Direction: Search the material for the string "this", then return every line where it is found.

══ Data listing

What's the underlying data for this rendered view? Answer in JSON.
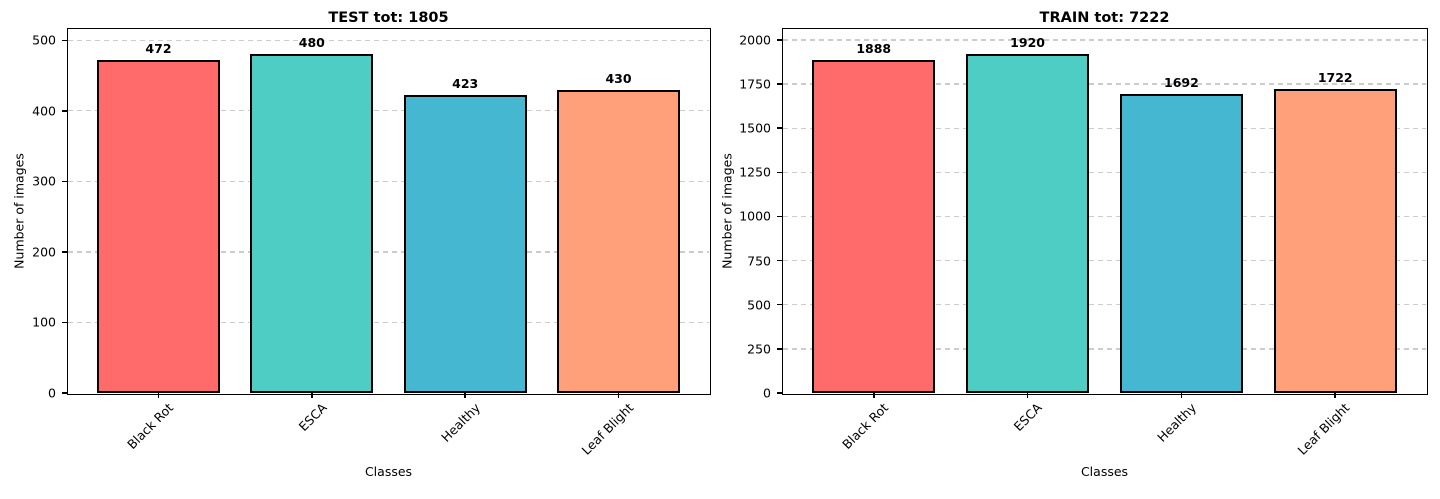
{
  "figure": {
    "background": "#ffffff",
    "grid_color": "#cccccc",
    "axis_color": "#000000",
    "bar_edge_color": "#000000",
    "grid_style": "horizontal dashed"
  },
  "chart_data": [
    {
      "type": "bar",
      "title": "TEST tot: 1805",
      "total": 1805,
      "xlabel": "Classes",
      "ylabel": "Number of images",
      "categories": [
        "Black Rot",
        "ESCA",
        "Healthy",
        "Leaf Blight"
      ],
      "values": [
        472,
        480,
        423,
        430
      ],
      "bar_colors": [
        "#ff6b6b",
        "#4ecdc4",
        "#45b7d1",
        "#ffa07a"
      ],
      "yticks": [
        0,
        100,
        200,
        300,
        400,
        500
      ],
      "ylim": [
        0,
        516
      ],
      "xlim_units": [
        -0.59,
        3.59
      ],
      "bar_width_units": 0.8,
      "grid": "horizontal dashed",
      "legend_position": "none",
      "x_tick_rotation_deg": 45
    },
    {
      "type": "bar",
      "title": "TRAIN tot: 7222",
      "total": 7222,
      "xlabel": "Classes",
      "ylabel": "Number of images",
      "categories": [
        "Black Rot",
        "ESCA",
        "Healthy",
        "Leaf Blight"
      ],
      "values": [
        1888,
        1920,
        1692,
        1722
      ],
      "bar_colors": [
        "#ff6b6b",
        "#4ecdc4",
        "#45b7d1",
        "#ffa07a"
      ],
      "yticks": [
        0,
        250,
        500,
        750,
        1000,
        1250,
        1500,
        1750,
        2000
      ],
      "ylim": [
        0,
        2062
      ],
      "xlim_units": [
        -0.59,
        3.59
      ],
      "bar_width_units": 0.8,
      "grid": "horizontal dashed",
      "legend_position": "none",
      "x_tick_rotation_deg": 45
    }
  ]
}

════
══ Data listing

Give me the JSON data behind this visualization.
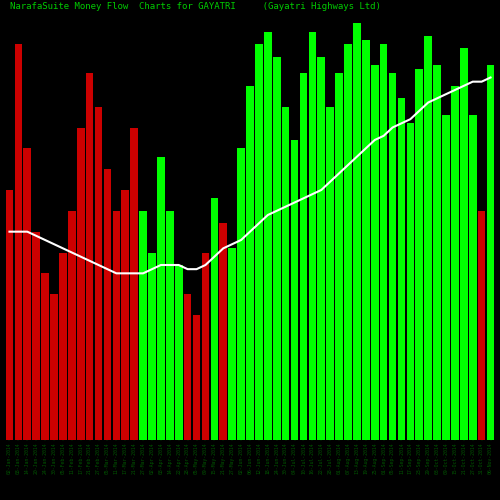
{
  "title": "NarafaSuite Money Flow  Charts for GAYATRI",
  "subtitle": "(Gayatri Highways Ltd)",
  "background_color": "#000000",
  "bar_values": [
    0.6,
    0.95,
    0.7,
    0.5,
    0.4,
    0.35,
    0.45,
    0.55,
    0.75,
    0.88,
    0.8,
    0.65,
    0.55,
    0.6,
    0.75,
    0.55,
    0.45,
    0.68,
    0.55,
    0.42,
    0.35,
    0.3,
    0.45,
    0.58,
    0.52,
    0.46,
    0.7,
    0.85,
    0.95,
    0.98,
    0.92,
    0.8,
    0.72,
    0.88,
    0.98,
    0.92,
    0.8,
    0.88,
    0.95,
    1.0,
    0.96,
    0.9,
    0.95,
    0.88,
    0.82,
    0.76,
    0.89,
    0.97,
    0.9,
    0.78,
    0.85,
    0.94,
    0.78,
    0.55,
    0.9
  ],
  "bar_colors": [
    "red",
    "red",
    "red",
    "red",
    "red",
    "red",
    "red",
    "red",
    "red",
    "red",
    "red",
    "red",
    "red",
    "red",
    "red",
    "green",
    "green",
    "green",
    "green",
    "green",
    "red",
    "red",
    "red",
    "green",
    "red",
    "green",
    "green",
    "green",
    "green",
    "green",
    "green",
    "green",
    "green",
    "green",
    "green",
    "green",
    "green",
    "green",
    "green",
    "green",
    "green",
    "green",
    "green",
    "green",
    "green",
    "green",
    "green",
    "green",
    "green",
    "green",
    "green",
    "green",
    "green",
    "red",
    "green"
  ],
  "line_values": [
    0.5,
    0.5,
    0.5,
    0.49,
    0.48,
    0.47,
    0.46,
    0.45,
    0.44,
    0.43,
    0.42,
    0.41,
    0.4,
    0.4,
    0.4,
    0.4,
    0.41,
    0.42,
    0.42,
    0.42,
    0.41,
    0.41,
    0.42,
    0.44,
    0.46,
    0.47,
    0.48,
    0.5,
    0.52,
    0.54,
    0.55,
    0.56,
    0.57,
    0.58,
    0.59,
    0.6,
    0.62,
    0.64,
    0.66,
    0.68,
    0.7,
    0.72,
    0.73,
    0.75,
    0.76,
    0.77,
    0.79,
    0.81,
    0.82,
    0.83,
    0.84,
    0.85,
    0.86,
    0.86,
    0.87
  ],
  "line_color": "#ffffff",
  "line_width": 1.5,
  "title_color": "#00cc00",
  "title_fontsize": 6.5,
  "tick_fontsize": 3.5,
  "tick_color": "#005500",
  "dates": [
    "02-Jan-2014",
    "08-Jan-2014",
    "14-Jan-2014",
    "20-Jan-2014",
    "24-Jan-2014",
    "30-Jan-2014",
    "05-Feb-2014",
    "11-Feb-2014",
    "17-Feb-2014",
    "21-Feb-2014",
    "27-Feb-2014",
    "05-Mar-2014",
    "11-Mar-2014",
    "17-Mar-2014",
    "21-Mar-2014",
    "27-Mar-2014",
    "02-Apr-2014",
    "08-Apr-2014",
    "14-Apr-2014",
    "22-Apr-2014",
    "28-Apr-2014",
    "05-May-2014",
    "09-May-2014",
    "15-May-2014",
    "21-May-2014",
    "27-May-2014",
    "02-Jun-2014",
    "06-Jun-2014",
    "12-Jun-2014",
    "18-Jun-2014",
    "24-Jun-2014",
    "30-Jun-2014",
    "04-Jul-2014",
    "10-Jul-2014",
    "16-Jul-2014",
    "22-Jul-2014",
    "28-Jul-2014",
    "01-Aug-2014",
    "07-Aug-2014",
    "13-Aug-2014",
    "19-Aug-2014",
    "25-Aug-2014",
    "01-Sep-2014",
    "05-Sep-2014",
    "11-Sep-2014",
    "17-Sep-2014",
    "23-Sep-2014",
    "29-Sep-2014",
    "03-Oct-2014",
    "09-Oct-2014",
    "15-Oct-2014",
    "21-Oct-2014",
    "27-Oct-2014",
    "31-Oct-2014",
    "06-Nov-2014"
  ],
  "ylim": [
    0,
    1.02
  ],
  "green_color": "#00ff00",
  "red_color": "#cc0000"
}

════

Output below:
What's the underlying data for this rendered view? Answer in JSON.
Give me the JSON data behind this visualization.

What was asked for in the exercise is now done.